Examine the records and identify each line that includes the string "vector". Copy those lines.

━━━ EXTRACTED MATERIAL

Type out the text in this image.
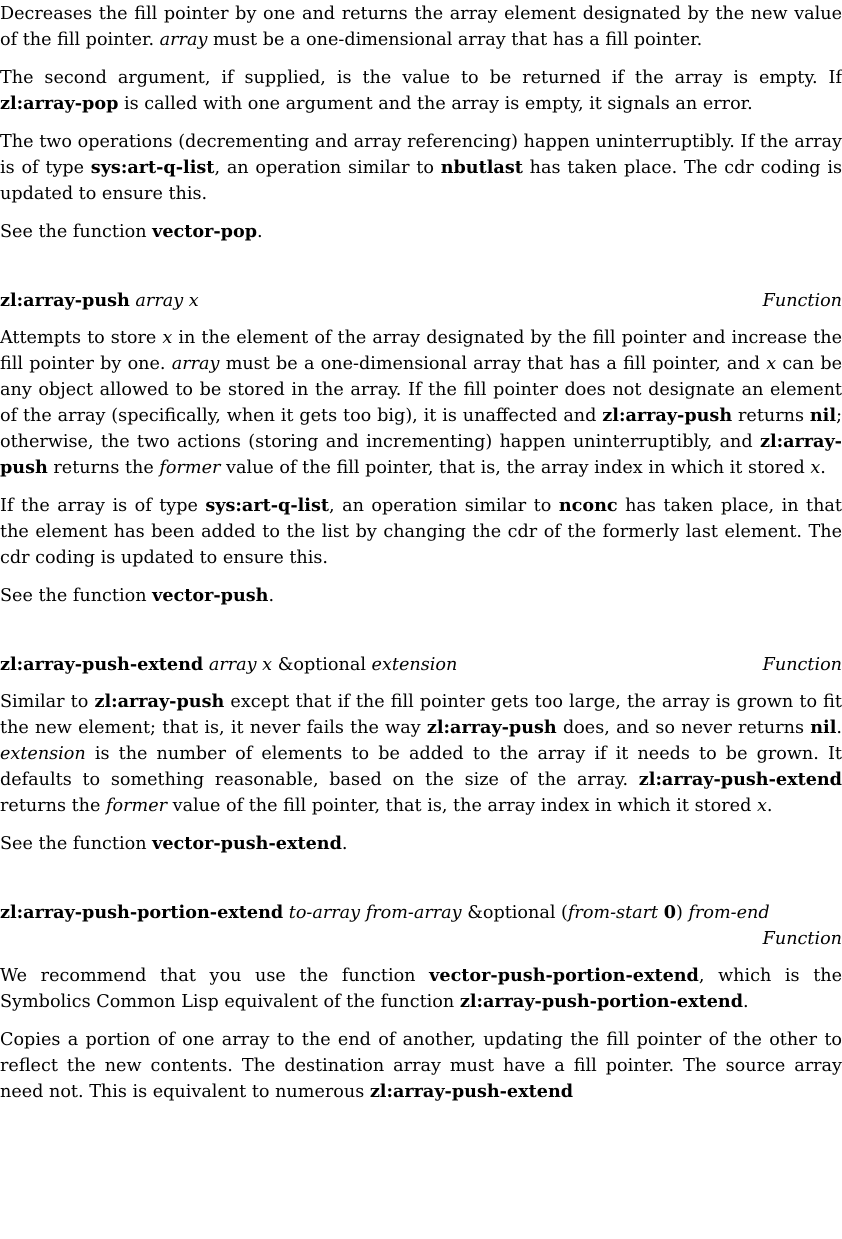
Decreases the fill pointer by one and returns the array element designated by the new value of the fill pointer. array must be a one-dimensional array that has a fill pointer.

The second argument, if supplied, is the value to be returned if the array is empty. If zl:array-pop is called with one argument and the array is empty, it signals an error.

The two operations (decrementing and array referencing) happen uninterruptibly. If the array is of type sys:art-q-list, an operation similar to nbutlast has taken place. The cdr coding is updated to ensure this.

See the function vector-pop.

zl:array-push array x	Function

Attempts to store x in the element of the array designated by the fill pointer and increase the fill pointer by one. array must be a one-dimensional array that has a fill pointer, and x can be any object allowed to be stored in the array. If the fill pointer does not designate an element of the array (specifically, when it gets too big), it is unaffected and zl:array-push returns nil; otherwise, the two actions (storing and incrementing) happen uninterruptibly, and zl:array-push returns the former value of the fill pointer, that is, the array index in which it stored x.

If the array is of type sys:art-q-list, an operation similar to nconc has taken place, in that the element has been added to the list by changing the cdr of the formerly last element. The cdr coding is updated to ensure this.

See the function vector-push.

zl:array-push-extend array x &optional extension	Function

Similar to zl:array-push except that if the fill pointer gets too large, the array is grown to fit the new element; that is, it never fails the way zl:array-push does, and so never returns nil. extension is the number of elements to be added to the array if it needs to be grown. It defaults to something reasonable, based on the size of the array. zl:array-push-extend returns the former value of the fill pointer, that is, the array index in which it stored x.

See the function vector-push-extend.

zl:array-push-portion-extend to-array from-array &optional (from-start 0) from-end
Function

We recommend that you use the function vector-push-portion-extend, which is the Symbolics Common Lisp equivalent of the function zl:array-push-portion-extend.

Copies a portion of one array to the end of another, updating the fill pointer of the other to reflect the new contents. The destination array must have a fill pointer. The source array need not. This is equivalent to numerous zl:array-push-extend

━━━━━━

■ ANSWER FOR THE TASK
See the function vector-pop.
See the function vector-push.
See the function vector-push-extend.
We recommend that you use the function vector-push-portion-extend, which is the Symbolics Common Lisp equivalent of the function zl:array-push-portion-extend.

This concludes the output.